■ Short problem: Go through the listing and copy each line with the string "Count".

┌─ The input

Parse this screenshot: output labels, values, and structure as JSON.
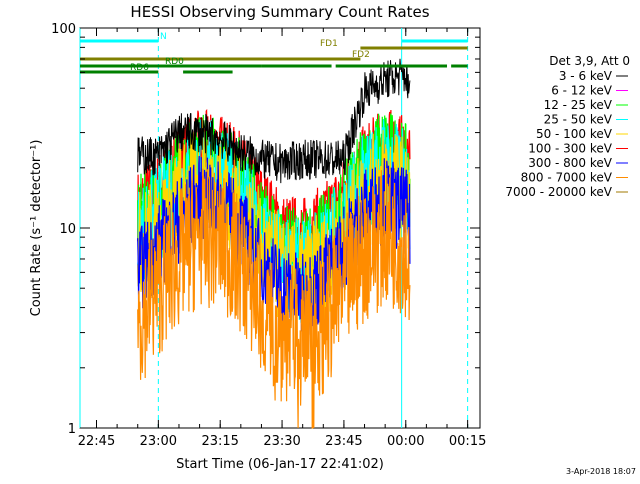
{
  "chart_data": {
    "type": "line",
    "title": "HESSI Observing Summary Count Rates",
    "xlabel": "Start Time (06-Jan-17 22:41:02)",
    "ylabel": "Count Rate (s⁻¹ detector⁻¹)",
    "y_scale": "log",
    "xlim": [
      "22:41",
      "00:18"
    ],
    "ylim": [
      1,
      100
    ],
    "x_ticks": [
      "22:45",
      "23:00",
      "23:15",
      "23:30",
      "23:45",
      "00:00",
      "00:15"
    ],
    "y_ticks": [
      "1",
      "10",
      "100"
    ],
    "timestamp": "3-Apr-2018 18:07",
    "legend": {
      "placement": "right",
      "header": "Det 3,9, Att 0",
      "entries": [
        {
          "name": "3 - 6 keV",
          "color": "#000000"
        },
        {
          "name": "6 - 12 keV",
          "color": "#ff00ff"
        },
        {
          "name": "12 - 25 keV",
          "color": "#00ff00"
        },
        {
          "name": "25 - 50 keV",
          "color": "#00ffff"
        },
        {
          "name": "50 - 100 keV",
          "color": "#ffd700"
        },
        {
          "name": "100 - 300 keV",
          "color": "#ff0000"
        },
        {
          "name": "300 - 800 keV",
          "color": "#0000ff"
        },
        {
          "name": "800 - 7000 keV",
          "color": "#ff8c00"
        },
        {
          "name": "7000 - 20000 keV",
          "color": "#a07800"
        }
      ]
    },
    "flag_bars": [
      {
        "label": "N",
        "color": "#00ffff",
        "segments": [
          [
            "22:41",
            "23:00"
          ],
          [
            "23:59",
            "00:15"
          ]
        ]
      },
      {
        "label": "FD1",
        "color": "#808000",
        "segments": [
          [
            "23:49",
            "00:15"
          ]
        ]
      },
      {
        "label": "FD2",
        "color": "#808000",
        "segments": [
          [
            "22:41",
            "23:49"
          ]
        ]
      },
      {
        "label": "RD0",
        "color": "#008000",
        "segments": [
          [
            "22:41",
            "23:25"
          ],
          [
            "23:25",
            "23:42"
          ],
          [
            "23:43",
            "00:10"
          ],
          [
            "00:11",
            "00:15"
          ]
        ]
      },
      {
        "label": "RD6",
        "color": "#008000",
        "segments": [
          [
            "22:41",
            "23:00"
          ],
          [
            "23:06",
            "23:18"
          ]
        ]
      }
    ],
    "vertical_lines": [
      {
        "time": "22:41",
        "style": "solid",
        "color": "#00ffff"
      },
      {
        "time": "23:00",
        "style": "dashed",
        "color": "#00ffff"
      },
      {
        "time": "23:59",
        "style": "solid",
        "color": "#00ffff"
      },
      {
        "time": "00:15",
        "style": "dashed",
        "color": "#00ffff"
      }
    ],
    "data_start": "22:55",
    "data_end": "00:01",
    "series": [
      {
        "name": "3 - 6 keV",
        "color": "#000000",
        "times": [
          "22:55",
          "23:00",
          "23:05",
          "23:10",
          "23:15",
          "23:20",
          "23:25",
          "23:30",
          "23:35",
          "23:40",
          "23:45",
          "23:50",
          "23:55",
          "00:00",
          "00:01"
        ],
        "values": [
          23,
          23,
          30,
          30,
          28,
          24,
          22,
          21,
          22,
          22,
          22,
          48,
          55,
          58,
          45
        ]
      },
      {
        "name": "100 - 300 keV",
        "color": "#ff0000",
        "times": [
          "22:55",
          "23:00",
          "23:05",
          "23:10",
          "23:15",
          "23:20",
          "23:25",
          "23:30",
          "23:35",
          "23:40",
          "23:45",
          "23:50",
          "23:55",
          "00:00",
          "00:01"
        ],
        "values": [
          13,
          16,
          22,
          26,
          25,
          20,
          14,
          10,
          9.5,
          11,
          15,
          22,
          27,
          24,
          20
        ]
      },
      {
        "name": "12 - 25 keV",
        "color": "#00ff00",
        "times": [
          "22:55",
          "23:00",
          "23:05",
          "23:10",
          "23:15",
          "23:20",
          "23:25",
          "23:30",
          "23:35",
          "23:40",
          "23:45",
          "23:50",
          "23:55",
          "00:00",
          "00:01"
        ],
        "values": [
          11,
          14,
          19,
          23,
          22,
          17,
          11,
          8,
          7.5,
          9,
          13,
          20,
          25,
          20,
          16
        ]
      },
      {
        "name": "25 - 50 keV",
        "color": "#00ffff",
        "times": [
          "22:55",
          "23:00",
          "23:05",
          "23:10",
          "23:15",
          "23:20",
          "23:25",
          "23:30",
          "23:35",
          "23:40",
          "23:45",
          "23:50",
          "23:55",
          "00:00",
          "00:01"
        ],
        "values": [
          9,
          12,
          16,
          20,
          19,
          14,
          9,
          6.5,
          6,
          7.5,
          11,
          17,
          21,
          17,
          14
        ]
      },
      {
        "name": "50 - 100 keV",
        "color": "#ffd700",
        "times": [
          "22:55",
          "23:00",
          "23:05",
          "23:10",
          "23:15",
          "23:20",
          "23:25",
          "23:30",
          "23:35",
          "23:40",
          "23:45",
          "23:50",
          "23:55",
          "00:00",
          "00:01"
        ],
        "values": [
          8,
          10,
          14,
          17,
          16,
          12,
          8,
          6,
          5.5,
          6.5,
          9,
          14,
          18,
          15,
          12
        ]
      },
      {
        "name": "300 - 800 keV",
        "color": "#0000ff",
        "times": [
          "22:55",
          "23:00",
          "23:05",
          "23:10",
          "23:15",
          "23:20",
          "23:25",
          "23:30",
          "23:35",
          "23:40",
          "23:45",
          "23:50",
          "23:55",
          "00:00",
          "00:01"
        ],
        "values": [
          6,
          8,
          11,
          14,
          13,
          10,
          6.5,
          5,
          4.5,
          5.5,
          8,
          12,
          14,
          12,
          10
        ]
      },
      {
        "name": "800 - 7000 keV",
        "color": "#ff8c00",
        "times": [
          "22:55",
          "23:00",
          "23:05",
          "23:10",
          "23:15",
          "23:20",
          "23:25",
          "23:30",
          "23:35",
          "23:40",
          "23:45",
          "23:50",
          "23:55",
          "00:00",
          "00:01"
        ],
        "values": [
          3.5,
          5,
          7,
          9,
          8.5,
          6.5,
          4,
          3,
          2.8,
          3.3,
          5,
          7.5,
          9,
          8,
          6
        ]
      }
    ]
  }
}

└─

■ Solution for this problem:
    "title": "HESSI Observing Summary Count Rates",
    "ylabel": "Count Rate (s⁻¹ detector⁻¹)",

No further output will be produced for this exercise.